* **Your goal**:
Each line holding the word "screenshot" counts once; give the total and nothing more.

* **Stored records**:
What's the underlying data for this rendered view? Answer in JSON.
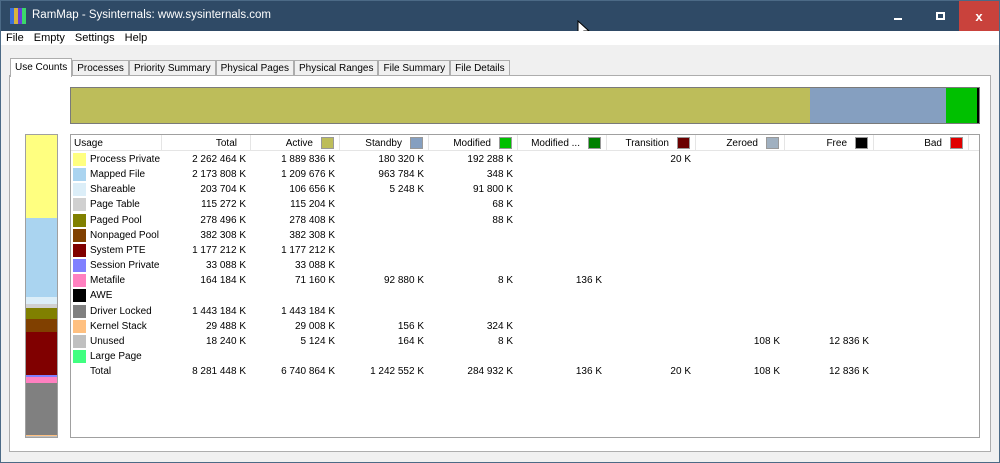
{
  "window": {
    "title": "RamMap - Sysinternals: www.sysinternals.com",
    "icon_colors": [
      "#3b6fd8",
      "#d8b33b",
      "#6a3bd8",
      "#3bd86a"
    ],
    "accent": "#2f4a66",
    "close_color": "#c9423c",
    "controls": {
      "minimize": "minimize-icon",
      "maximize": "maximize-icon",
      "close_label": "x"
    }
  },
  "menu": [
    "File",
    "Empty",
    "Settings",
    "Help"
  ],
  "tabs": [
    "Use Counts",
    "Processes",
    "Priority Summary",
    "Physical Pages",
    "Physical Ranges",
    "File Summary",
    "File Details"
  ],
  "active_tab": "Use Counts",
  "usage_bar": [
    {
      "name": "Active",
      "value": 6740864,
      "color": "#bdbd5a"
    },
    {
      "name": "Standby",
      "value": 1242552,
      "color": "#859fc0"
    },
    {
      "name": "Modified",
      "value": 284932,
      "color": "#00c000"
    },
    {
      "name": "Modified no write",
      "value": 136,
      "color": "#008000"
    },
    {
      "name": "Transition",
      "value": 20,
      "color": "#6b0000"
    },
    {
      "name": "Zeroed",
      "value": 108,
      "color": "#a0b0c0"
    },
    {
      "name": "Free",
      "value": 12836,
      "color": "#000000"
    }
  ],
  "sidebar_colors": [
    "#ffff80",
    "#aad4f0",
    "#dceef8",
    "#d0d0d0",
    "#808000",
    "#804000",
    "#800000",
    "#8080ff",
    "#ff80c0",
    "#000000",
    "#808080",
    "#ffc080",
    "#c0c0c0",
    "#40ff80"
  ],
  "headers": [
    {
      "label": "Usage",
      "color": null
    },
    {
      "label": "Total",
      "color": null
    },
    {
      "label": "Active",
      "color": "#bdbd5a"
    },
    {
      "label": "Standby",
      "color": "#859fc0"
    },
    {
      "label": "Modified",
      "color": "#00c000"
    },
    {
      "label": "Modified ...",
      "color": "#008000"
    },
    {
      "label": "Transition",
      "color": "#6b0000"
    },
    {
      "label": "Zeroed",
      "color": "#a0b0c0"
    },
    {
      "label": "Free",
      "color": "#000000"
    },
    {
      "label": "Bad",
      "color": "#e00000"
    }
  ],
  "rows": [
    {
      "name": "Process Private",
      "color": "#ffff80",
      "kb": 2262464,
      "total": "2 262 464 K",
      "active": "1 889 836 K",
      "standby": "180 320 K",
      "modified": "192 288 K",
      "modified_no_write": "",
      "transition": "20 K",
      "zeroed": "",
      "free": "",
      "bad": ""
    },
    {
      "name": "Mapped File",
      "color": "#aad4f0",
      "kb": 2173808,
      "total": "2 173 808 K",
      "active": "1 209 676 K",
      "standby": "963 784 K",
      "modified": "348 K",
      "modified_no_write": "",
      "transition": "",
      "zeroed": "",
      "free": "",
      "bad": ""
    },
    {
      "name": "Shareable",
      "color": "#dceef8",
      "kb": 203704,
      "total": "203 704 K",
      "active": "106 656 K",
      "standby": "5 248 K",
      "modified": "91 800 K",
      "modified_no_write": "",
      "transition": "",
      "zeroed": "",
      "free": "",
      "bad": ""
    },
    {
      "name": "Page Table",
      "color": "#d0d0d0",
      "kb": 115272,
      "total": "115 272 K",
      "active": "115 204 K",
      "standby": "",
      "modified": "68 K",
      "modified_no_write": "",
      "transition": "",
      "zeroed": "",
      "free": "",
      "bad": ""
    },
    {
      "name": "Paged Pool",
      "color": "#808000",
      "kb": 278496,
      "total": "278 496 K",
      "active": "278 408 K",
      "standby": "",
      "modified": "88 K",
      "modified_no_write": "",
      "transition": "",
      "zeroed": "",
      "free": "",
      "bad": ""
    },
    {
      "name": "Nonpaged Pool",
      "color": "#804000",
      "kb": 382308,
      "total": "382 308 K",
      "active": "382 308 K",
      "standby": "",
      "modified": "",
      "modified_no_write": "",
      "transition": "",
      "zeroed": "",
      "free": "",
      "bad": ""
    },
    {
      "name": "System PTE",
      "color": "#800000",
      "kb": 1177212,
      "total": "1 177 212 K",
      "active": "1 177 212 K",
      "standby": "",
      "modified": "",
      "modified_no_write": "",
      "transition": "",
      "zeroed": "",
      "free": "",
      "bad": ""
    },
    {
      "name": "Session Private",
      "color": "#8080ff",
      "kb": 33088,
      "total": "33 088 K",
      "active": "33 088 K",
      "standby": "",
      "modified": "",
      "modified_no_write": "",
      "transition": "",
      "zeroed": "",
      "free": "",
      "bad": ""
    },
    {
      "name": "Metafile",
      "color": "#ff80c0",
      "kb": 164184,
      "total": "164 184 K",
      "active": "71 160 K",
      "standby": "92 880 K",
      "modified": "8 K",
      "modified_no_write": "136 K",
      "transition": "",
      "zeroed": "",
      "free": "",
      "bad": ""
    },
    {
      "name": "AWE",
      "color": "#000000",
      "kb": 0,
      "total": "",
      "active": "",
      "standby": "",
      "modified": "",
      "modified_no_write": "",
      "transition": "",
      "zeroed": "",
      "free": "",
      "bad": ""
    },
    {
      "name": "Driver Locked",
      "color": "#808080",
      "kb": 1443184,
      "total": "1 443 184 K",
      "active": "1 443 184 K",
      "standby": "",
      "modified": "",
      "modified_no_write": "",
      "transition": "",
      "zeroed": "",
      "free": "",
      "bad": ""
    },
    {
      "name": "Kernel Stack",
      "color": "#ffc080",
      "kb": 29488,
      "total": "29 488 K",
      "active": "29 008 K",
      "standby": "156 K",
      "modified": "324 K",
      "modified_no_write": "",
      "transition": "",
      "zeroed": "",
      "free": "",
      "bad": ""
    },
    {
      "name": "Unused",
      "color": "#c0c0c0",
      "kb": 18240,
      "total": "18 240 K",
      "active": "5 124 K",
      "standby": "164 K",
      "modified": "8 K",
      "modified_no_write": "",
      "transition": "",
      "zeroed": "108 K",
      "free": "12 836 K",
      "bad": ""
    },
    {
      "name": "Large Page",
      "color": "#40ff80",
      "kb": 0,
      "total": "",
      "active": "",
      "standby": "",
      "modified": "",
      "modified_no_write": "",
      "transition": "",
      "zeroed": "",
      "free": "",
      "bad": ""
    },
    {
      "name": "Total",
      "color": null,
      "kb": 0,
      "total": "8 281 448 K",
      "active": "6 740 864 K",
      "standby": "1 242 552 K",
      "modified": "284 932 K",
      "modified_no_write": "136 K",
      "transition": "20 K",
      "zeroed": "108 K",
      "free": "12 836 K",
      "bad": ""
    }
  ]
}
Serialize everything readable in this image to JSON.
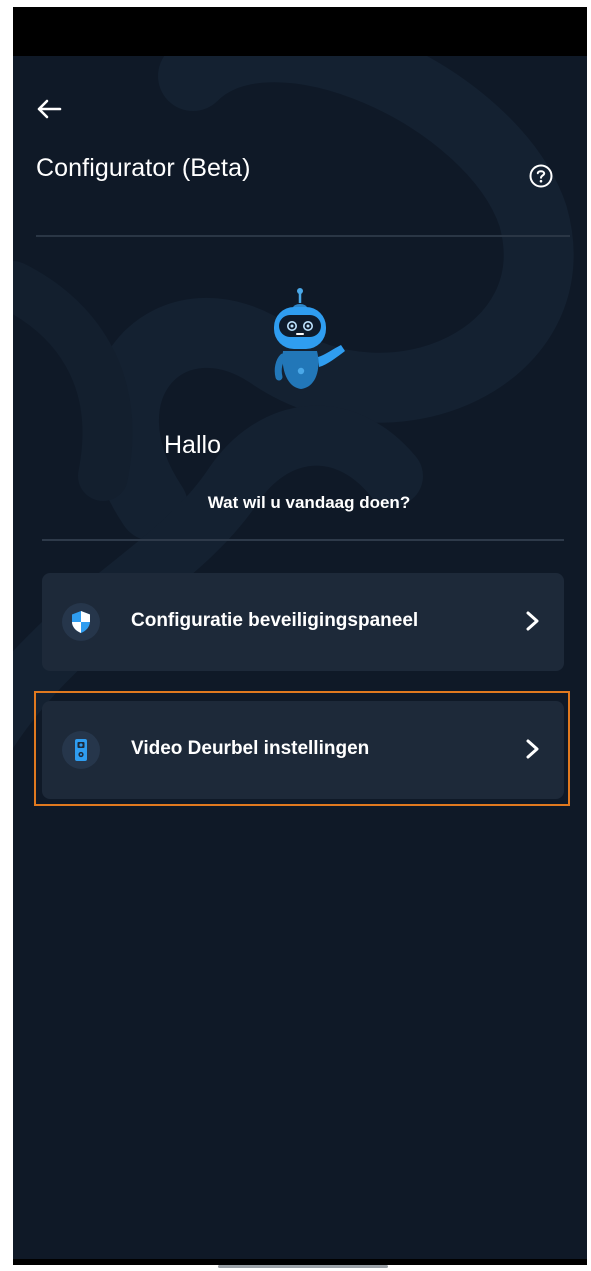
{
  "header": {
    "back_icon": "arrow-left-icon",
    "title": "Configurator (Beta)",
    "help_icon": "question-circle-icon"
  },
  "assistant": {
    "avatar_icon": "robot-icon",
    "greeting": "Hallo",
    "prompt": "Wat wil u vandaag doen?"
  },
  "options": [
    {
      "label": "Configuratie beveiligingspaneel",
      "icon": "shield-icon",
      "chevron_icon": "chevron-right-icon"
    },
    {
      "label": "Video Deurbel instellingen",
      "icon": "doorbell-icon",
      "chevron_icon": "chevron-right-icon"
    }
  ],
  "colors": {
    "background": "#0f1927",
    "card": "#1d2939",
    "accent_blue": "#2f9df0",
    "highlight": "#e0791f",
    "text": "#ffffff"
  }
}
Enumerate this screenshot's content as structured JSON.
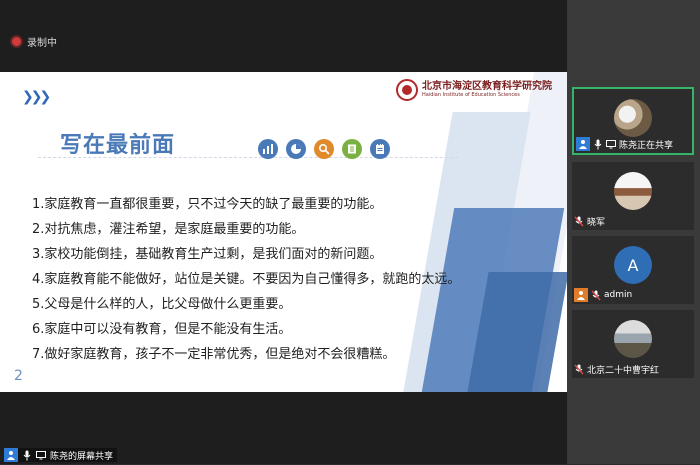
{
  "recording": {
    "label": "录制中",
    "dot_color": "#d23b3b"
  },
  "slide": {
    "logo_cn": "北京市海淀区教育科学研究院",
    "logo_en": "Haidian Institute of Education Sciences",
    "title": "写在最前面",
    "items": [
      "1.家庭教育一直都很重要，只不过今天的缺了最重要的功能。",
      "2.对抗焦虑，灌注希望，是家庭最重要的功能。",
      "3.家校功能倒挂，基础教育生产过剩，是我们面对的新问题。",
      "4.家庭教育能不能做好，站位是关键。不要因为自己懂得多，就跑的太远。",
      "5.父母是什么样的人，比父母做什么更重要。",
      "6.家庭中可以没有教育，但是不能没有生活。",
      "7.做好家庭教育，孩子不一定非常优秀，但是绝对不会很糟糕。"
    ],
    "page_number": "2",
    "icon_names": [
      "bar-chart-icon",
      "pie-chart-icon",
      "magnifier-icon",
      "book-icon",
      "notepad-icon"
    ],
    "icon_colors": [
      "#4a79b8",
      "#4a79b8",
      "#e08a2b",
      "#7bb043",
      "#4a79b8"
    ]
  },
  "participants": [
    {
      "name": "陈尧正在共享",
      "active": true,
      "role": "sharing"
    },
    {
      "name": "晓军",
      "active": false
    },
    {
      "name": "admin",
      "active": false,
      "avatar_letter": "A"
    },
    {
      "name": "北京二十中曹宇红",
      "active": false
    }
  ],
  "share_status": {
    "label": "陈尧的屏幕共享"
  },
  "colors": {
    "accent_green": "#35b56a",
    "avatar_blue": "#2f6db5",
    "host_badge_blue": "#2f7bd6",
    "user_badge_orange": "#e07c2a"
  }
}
* * *
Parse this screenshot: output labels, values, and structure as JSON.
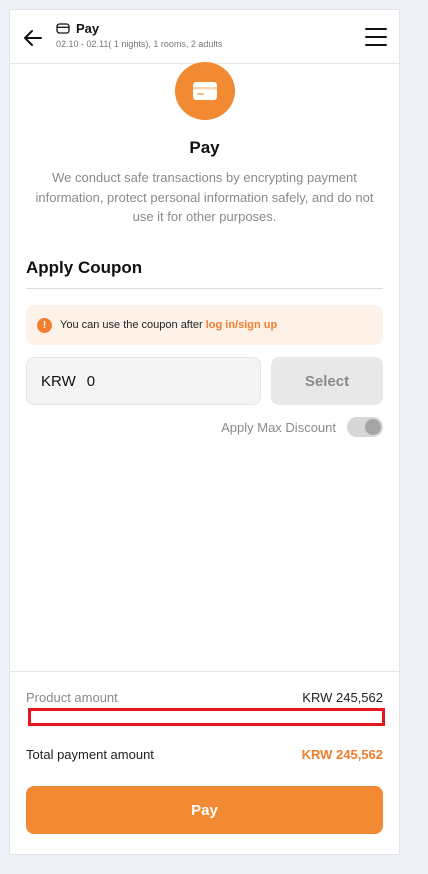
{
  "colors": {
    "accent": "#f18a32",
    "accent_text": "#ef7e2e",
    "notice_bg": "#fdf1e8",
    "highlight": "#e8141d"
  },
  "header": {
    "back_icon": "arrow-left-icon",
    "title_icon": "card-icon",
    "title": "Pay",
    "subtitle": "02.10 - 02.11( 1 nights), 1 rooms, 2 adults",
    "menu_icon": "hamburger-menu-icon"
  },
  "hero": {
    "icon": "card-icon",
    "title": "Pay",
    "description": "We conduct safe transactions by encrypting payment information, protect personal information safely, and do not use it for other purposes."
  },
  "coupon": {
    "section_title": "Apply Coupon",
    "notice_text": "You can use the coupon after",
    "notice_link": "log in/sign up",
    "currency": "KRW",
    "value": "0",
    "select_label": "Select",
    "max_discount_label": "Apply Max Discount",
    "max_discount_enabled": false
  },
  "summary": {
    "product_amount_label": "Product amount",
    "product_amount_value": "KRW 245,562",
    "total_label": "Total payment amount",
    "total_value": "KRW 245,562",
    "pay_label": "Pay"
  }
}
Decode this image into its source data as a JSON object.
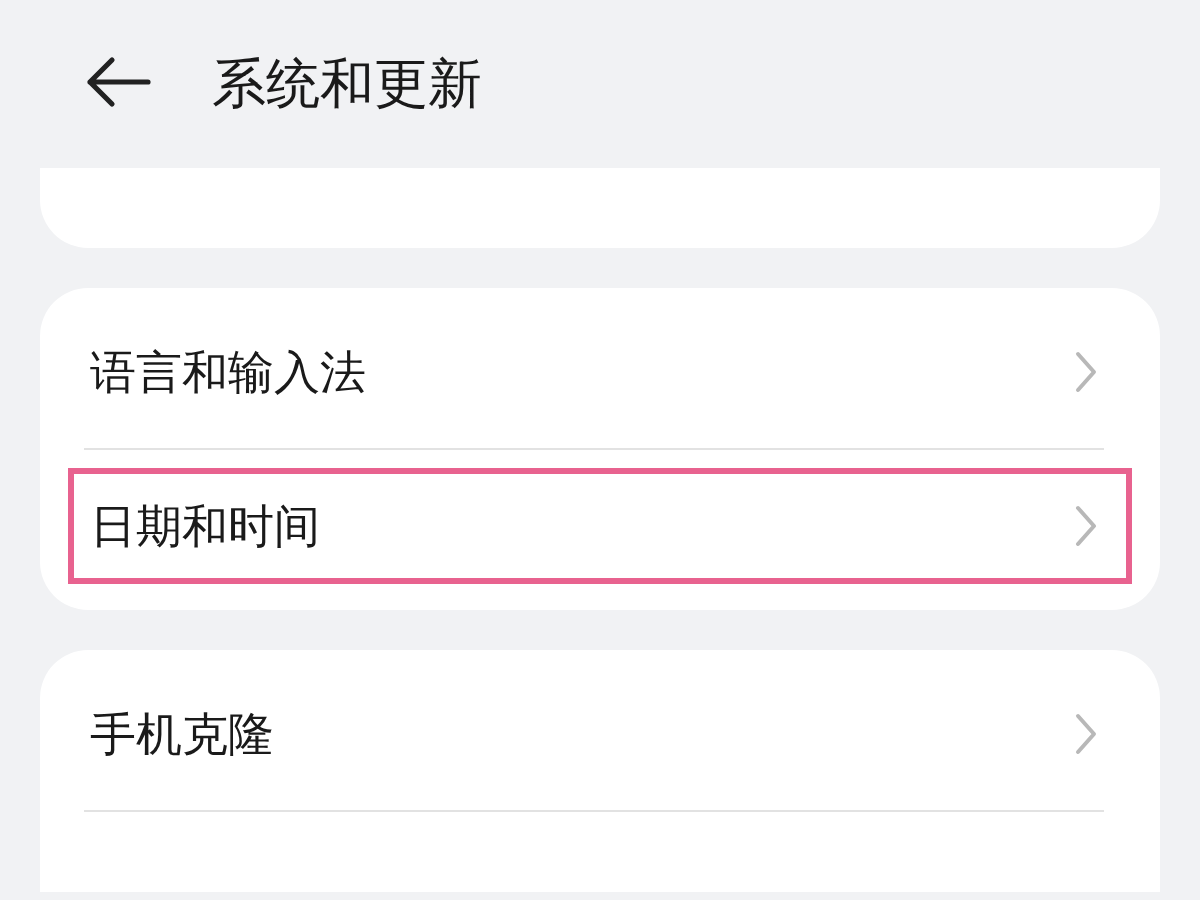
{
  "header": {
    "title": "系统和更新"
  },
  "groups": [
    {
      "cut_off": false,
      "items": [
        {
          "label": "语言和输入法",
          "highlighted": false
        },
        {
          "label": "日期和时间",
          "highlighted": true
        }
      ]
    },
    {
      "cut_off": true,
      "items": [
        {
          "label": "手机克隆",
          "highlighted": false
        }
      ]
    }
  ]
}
...
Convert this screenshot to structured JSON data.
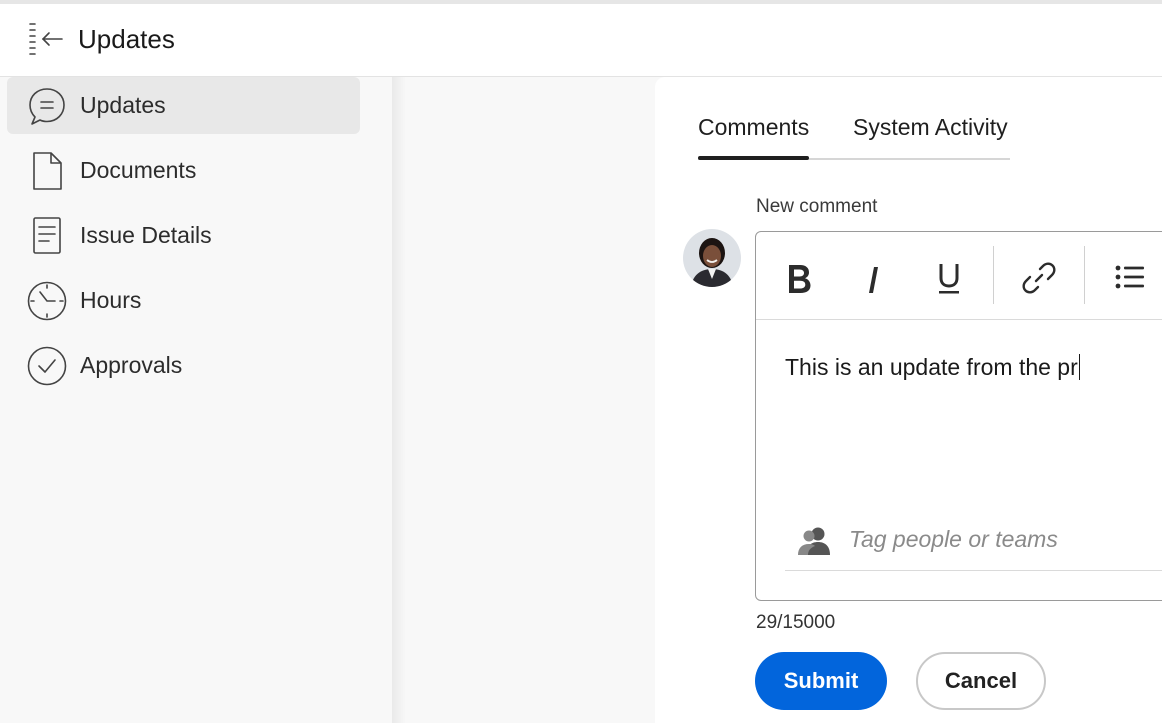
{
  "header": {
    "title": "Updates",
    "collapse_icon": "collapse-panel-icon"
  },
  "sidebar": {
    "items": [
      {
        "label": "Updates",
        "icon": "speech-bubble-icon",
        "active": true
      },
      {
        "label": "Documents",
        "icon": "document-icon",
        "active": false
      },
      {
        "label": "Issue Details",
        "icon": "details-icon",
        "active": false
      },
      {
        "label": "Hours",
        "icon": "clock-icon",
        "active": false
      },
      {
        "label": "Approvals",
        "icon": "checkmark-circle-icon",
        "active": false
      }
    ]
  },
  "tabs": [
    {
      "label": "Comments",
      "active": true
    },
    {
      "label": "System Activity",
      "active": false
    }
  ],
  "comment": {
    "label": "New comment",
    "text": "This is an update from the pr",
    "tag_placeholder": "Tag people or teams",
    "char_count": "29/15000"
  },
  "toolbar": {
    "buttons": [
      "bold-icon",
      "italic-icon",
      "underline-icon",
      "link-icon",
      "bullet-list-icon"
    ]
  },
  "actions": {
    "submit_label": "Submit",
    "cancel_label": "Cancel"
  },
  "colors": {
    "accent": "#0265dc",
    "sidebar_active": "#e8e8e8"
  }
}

* **Written answer**:
3